#### [Set exercise]
Copy the data that follows, character for character, minus the pictures.

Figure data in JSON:
• • • •
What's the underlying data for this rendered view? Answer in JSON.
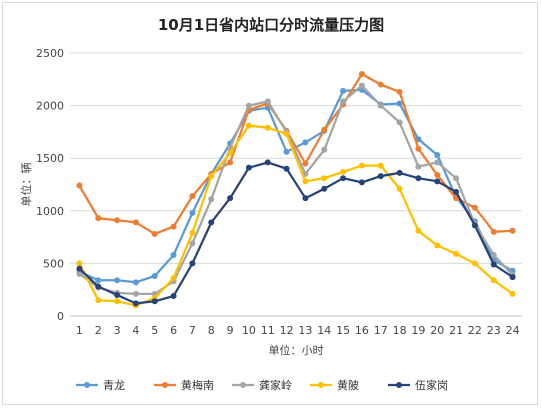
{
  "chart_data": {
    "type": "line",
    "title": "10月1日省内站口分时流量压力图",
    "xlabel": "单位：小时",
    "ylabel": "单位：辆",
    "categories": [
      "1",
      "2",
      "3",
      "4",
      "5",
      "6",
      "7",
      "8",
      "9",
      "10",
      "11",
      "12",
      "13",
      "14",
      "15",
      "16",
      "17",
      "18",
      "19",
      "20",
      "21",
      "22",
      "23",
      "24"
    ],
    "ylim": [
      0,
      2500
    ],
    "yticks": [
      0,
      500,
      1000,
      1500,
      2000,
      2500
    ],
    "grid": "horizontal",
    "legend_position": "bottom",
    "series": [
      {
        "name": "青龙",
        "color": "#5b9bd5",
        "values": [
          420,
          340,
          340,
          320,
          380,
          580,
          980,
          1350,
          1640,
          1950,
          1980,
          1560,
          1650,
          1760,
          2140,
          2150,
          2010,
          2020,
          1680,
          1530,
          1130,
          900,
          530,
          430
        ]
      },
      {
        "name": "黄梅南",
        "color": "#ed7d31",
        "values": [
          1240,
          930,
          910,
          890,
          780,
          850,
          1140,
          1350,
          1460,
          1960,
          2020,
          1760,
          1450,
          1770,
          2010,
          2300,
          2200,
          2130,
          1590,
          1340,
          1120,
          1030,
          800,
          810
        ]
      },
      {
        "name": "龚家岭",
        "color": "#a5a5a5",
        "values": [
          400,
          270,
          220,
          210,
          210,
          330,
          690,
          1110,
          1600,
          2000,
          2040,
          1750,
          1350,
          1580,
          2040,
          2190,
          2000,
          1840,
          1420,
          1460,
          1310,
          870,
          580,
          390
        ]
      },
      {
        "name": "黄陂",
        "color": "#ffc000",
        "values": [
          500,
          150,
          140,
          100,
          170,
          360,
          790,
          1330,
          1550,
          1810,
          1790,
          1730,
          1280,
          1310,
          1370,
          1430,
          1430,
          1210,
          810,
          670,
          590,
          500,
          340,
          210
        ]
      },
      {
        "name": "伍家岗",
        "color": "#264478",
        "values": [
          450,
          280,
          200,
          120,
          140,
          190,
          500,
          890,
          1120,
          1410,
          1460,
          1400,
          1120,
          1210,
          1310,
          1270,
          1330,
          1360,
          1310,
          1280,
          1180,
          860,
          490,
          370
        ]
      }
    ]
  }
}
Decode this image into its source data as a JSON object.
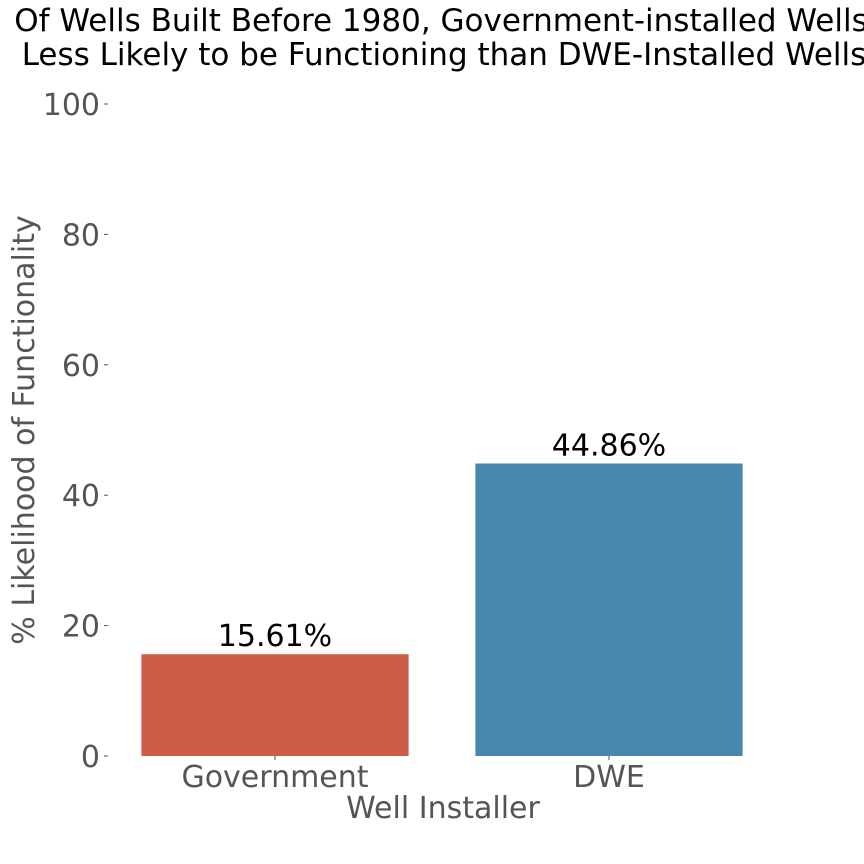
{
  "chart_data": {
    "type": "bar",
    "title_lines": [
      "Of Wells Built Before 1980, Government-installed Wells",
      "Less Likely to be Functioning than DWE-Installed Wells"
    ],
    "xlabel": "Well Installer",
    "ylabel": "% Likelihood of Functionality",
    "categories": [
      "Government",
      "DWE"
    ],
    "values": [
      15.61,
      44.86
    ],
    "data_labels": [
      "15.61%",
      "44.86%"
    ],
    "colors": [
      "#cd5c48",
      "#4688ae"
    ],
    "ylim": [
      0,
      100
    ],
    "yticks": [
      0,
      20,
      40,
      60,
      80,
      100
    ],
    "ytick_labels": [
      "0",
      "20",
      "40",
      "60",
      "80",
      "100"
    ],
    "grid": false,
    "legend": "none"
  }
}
• • • •
#### [Completed task]
What's the underlying data for this rendered view? Answer in JSON.
{
  "chart_data": {
    "type": "line",
    "title": "10月1日省内站口分时流量压力图",
    "xlabel": "单位：小时",
    "ylabel": "单位：辆",
    "categories": [
      "1",
      "2",
      "3",
      "4",
      "5",
      "6",
      "7",
      "8",
      "9",
      "10",
      "11",
      "12",
      "13",
      "14",
      "15",
      "16",
      "17",
      "18",
      "19",
      "20",
      "21",
      "22",
      "23",
      "24"
    ],
    "ylim": [
      0,
      2500
    ],
    "yticks": [
      0,
      500,
      1000,
      1500,
      2000,
      2500
    ],
    "grid": "horizontal",
    "legend_position": "bottom",
    "series": [
      {
        "name": "青龙",
        "color": "#5b9bd5",
        "values": [
          420,
          340,
          340,
          320,
          380,
          580,
          980,
          1350,
          1640,
          1950,
          1980,
          1560,
          1650,
          1760,
          2140,
          2150,
          2010,
          2020,
          1680,
          1530,
          1130,
          900,
          530,
          430
        ]
      },
      {
        "name": "黄梅南",
        "color": "#ed7d31",
        "values": [
          1240,
          930,
          910,
          890,
          780,
          850,
          1140,
          1350,
          1460,
          1960,
          2020,
          1760,
          1450,
          1770,
          2010,
          2300,
          2200,
          2130,
          1590,
          1340,
          1120,
          1030,
          800,
          810
        ]
      },
      {
        "name": "龚家岭",
        "color": "#a5a5a5",
        "values": [
          400,
          270,
          220,
          210,
          210,
          330,
          690,
          1110,
          1600,
          2000,
          2040,
          1750,
          1350,
          1580,
          2040,
          2190,
          2000,
          1840,
          1420,
          1460,
          1310,
          870,
          580,
          390
        ]
      },
      {
        "name": "黄陂",
        "color": "#ffc000",
        "values": [
          500,
          150,
          140,
          100,
          170,
          360,
          790,
          1330,
          1550,
          1810,
          1790,
          1730,
          1280,
          1310,
          1370,
          1430,
          1430,
          1210,
          810,
          670,
          590,
          500,
          340,
          210
        ]
      },
      {
        "name": "伍家岗",
        "color": "#264478",
        "values": [
          450,
          280,
          200,
          120,
          140,
          190,
          500,
          890,
          1120,
          1410,
          1460,
          1400,
          1120,
          1210,
          1310,
          1270,
          1330,
          1360,
          1310,
          1280,
          1180,
          860,
          490,
          370
        ]
      }
    ]
  }
}
Decode this image into its source data as a JSON object.
{
  "chart_data": {
    "type": "bar",
    "title_lines": [
      "Of Wells Built Before 1980, Government-installed Wells",
      "Less Likely to be Functioning than DWE-Installed Wells"
    ],
    "xlabel": "Well Installer",
    "ylabel": "% Likelihood of Functionality",
    "categories": [
      "Government",
      "DWE"
    ],
    "values": [
      15.61,
      44.86
    ],
    "data_labels": [
      "15.61%",
      "44.86%"
    ],
    "colors": [
      "#cd5c48",
      "#4688ae"
    ],
    "ylim": [
      0,
      100
    ],
    "yticks": [
      0,
      20,
      40,
      60,
      80,
      100
    ],
    "ytick_labels": [
      "0",
      "20",
      "40",
      "60",
      "80",
      "100"
    ],
    "grid": false,
    "legend": "none"
  }
}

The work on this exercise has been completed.